# YOUR INSTRUCTIONS
Copy the records that follow exactly as written, but not their pictures.

# DATA PROVIDED

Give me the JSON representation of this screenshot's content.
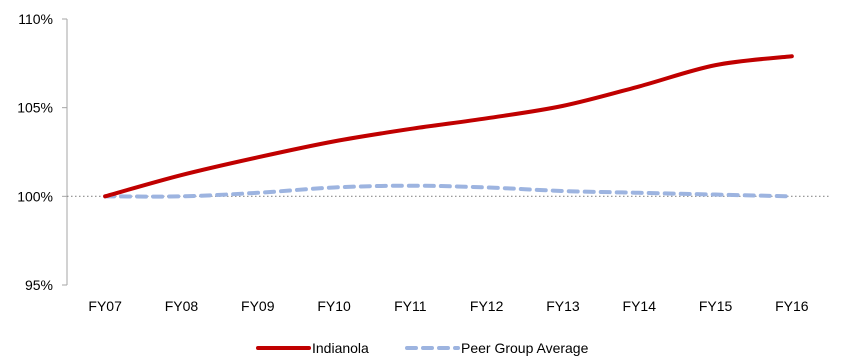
{
  "chart_data": {
    "type": "line",
    "categories": [
      "FY07",
      "FY08",
      "FY09",
      "FY10",
      "FY11",
      "FY12",
      "FY13",
      "FY14",
      "FY15",
      "FY16"
    ],
    "ylim": [
      0.95,
      1.1
    ],
    "y_ticks": [
      0.95,
      1.0,
      1.05,
      1.1
    ],
    "y_tick_labels": [
      "95%",
      "100%",
      "105%",
      "110%"
    ],
    "reference_line": 1.0,
    "grid": false,
    "legend_position": "bottom",
    "series": [
      {
        "name": "Indianola",
        "color": "#C00000",
        "style": "solid",
        "values": [
          1.0,
          1.012,
          1.022,
          1.031,
          1.038,
          1.044,
          1.051,
          1.062,
          1.074,
          1.079
        ]
      },
      {
        "name": "Peer Group Average",
        "color": "#9DB4E0",
        "style": "dashed",
        "values": [
          1.0,
          1.0,
          1.002,
          1.005,
          1.006,
          1.005,
          1.003,
          1.002,
          1.001,
          1.0
        ]
      }
    ]
  }
}
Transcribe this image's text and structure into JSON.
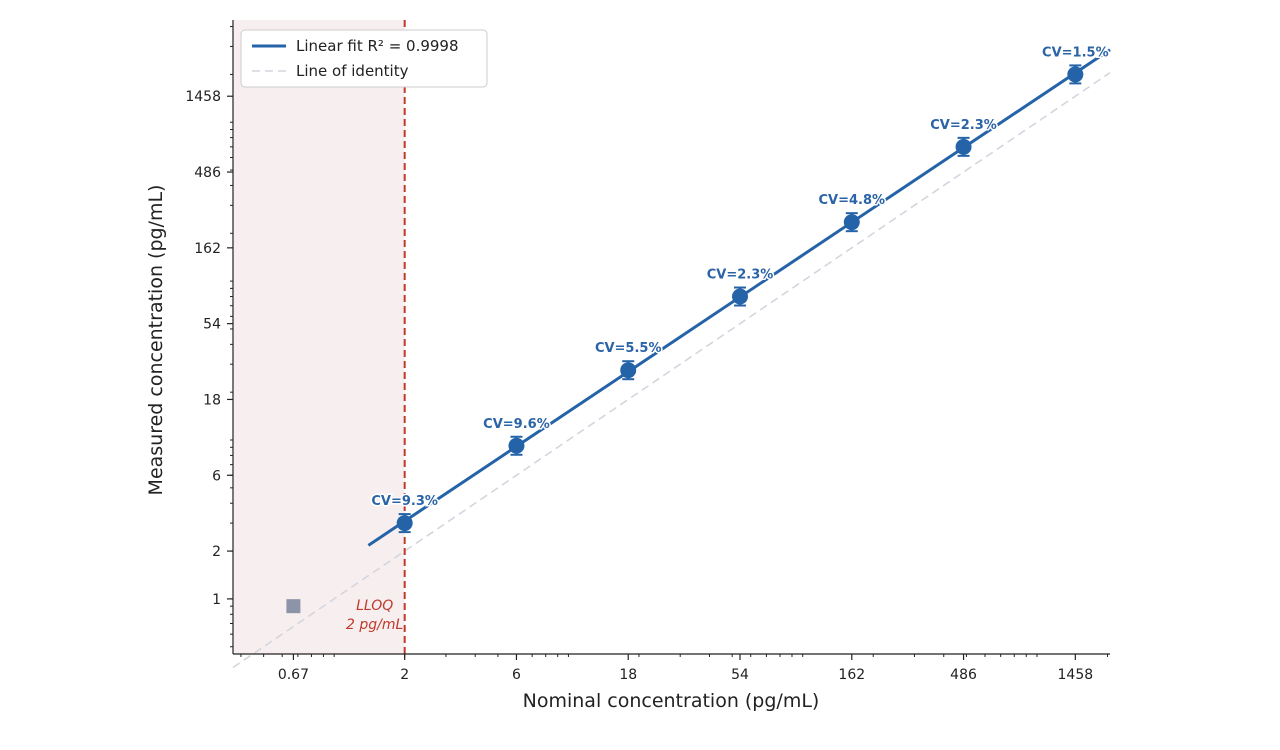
{
  "chart_data": {
    "type": "scatter",
    "xlabel": "Nominal concentration (pg/mL)",
    "ylabel": "Measured concentration (pg/mL)",
    "x_scale": "log",
    "y_scale": "log",
    "xlim": [
      0.37,
      2050
    ],
    "ylim": [
      0.45,
      4400
    ],
    "x_ticks": [
      0.67,
      2,
      6,
      18,
      54,
      162,
      486,
      1458
    ],
    "x_tick_labels": [
      "0.67",
      "2",
      "6",
      "18",
      "54",
      "162",
      "486",
      "1458"
    ],
    "y_ticks": [
      1,
      2,
      6,
      18,
      54,
      162,
      486,
      1458
    ],
    "y_tick_labels": [
      "1",
      "2",
      "6",
      "18",
      "54",
      "162",
      "486",
      "1458"
    ],
    "grid": false,
    "legend_position": "top-left",
    "points": [
      {
        "x": 2,
        "y": 3.0,
        "cv_label": "CV=9.3%"
      },
      {
        "x": 6,
        "y": 9.2,
        "cv_label": "CV=9.6%"
      },
      {
        "x": 18,
        "y": 27.5,
        "cv_label": "CV=5.5%"
      },
      {
        "x": 54,
        "y": 80,
        "cv_label": "CV=2.3%"
      },
      {
        "x": 162,
        "y": 235,
        "cv_label": "CV=4.8%"
      },
      {
        "x": 486,
        "y": 700,
        "cv_label": "CV=2.3%"
      },
      {
        "x": 1458,
        "y": 2000,
        "cv_label": "CV=1.5%"
      }
    ],
    "below_lloq_point": {
      "x": 0.67,
      "y": 0.9
    },
    "fit_line": {
      "x_start": 1.4,
      "x_end": 2050
    },
    "identity_line": {
      "x_start": 0.37,
      "x_end": 2050
    },
    "lloq": {
      "x": 2,
      "label_line1": "LLOQ",
      "label_line2": "2 pg/mL"
    },
    "legend": [
      {
        "label": "Linear fit  R² = 0.9998",
        "style": "solid"
      },
      {
        "label": "Line of identity",
        "style": "dashed"
      }
    ],
    "colors": {
      "series": "#2563a8",
      "cv_text": "#2a63a6",
      "identity": "#d3d6de",
      "lloq": "#c0392b",
      "shade": "#f7efef",
      "below_lloq": "#8d93a8",
      "axis": "#222222"
    }
  }
}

# THE REPLY
Give me the JSON representation of this screenshot's content.
{
  "chart_data": {
    "type": "line",
    "categories": [
      "FY07",
      "FY08",
      "FY09",
      "FY10",
      "FY11",
      "FY12",
      "FY13",
      "FY14",
      "FY15",
      "FY16"
    ],
    "ylim": [
      0.95,
      1.1
    ],
    "y_ticks": [
      0.95,
      1.0,
      1.05,
      1.1
    ],
    "y_tick_labels": [
      "95%",
      "100%",
      "105%",
      "110%"
    ],
    "reference_line": 1.0,
    "grid": false,
    "legend_position": "bottom",
    "series": [
      {
        "name": "Indianola",
        "color": "#C00000",
        "style": "solid",
        "values": [
          1.0,
          1.012,
          1.022,
          1.031,
          1.038,
          1.044,
          1.051,
          1.062,
          1.074,
          1.079
        ]
      },
      {
        "name": "Peer Group Average",
        "color": "#9DB4E0",
        "style": "dashed",
        "values": [
          1.0,
          1.0,
          1.002,
          1.005,
          1.006,
          1.005,
          1.003,
          1.002,
          1.001,
          1.0
        ]
      }
    ]
  }
}
Transcribe this image's text and structure into JSON.
{
  "chart_data": {
    "type": "scatter",
    "xlabel": "Nominal concentration (pg/mL)",
    "ylabel": "Measured concentration (pg/mL)",
    "x_scale": "log",
    "y_scale": "log",
    "xlim": [
      0.37,
      2050
    ],
    "ylim": [
      0.45,
      4400
    ],
    "x_ticks": [
      0.67,
      2,
      6,
      18,
      54,
      162,
      486,
      1458
    ],
    "x_tick_labels": [
      "0.67",
      "2",
      "6",
      "18",
      "54",
      "162",
      "486",
      "1458"
    ],
    "y_ticks": [
      1,
      2,
      6,
      18,
      54,
      162,
      486,
      1458
    ],
    "y_tick_labels": [
      "1",
      "2",
      "6",
      "18",
      "54",
      "162",
      "486",
      "1458"
    ],
    "grid": false,
    "legend_position": "top-left",
    "points": [
      {
        "x": 2,
        "y": 3.0,
        "cv_label": "CV=9.3%"
      },
      {
        "x": 6,
        "y": 9.2,
        "cv_label": "CV=9.6%"
      },
      {
        "x": 18,
        "y": 27.5,
        "cv_label": "CV=5.5%"
      },
      {
        "x": 54,
        "y": 80,
        "cv_label": "CV=2.3%"
      },
      {
        "x": 162,
        "y": 235,
        "cv_label": "CV=4.8%"
      },
      {
        "x": 486,
        "y": 700,
        "cv_label": "CV=2.3%"
      },
      {
        "x": 1458,
        "y": 2000,
        "cv_label": "CV=1.5%"
      }
    ],
    "below_lloq_point": {
      "x": 0.67,
      "y": 0.9
    },
    "fit_line": {
      "x_start": 1.4,
      "x_end": 2050
    },
    "identity_line": {
      "x_start": 0.37,
      "x_end": 2050
    },
    "lloq": {
      "x": 2,
      "label_line1": "LLOQ",
      "label_line2": "2 pg/mL"
    },
    "legend": [
      {
        "label": "Linear fit  R² = 0.9998",
        "style": "solid"
      },
      {
        "label": "Line of identity",
        "style": "dashed"
      }
    ],
    "colors": {
      "series": "#2563a8",
      "cv_text": "#2a63a6",
      "identity": "#d3d6de",
      "lloq": "#c0392b",
      "shade": "#f7efef",
      "below_lloq": "#8d93a8",
      "axis": "#222222"
    }
  }
}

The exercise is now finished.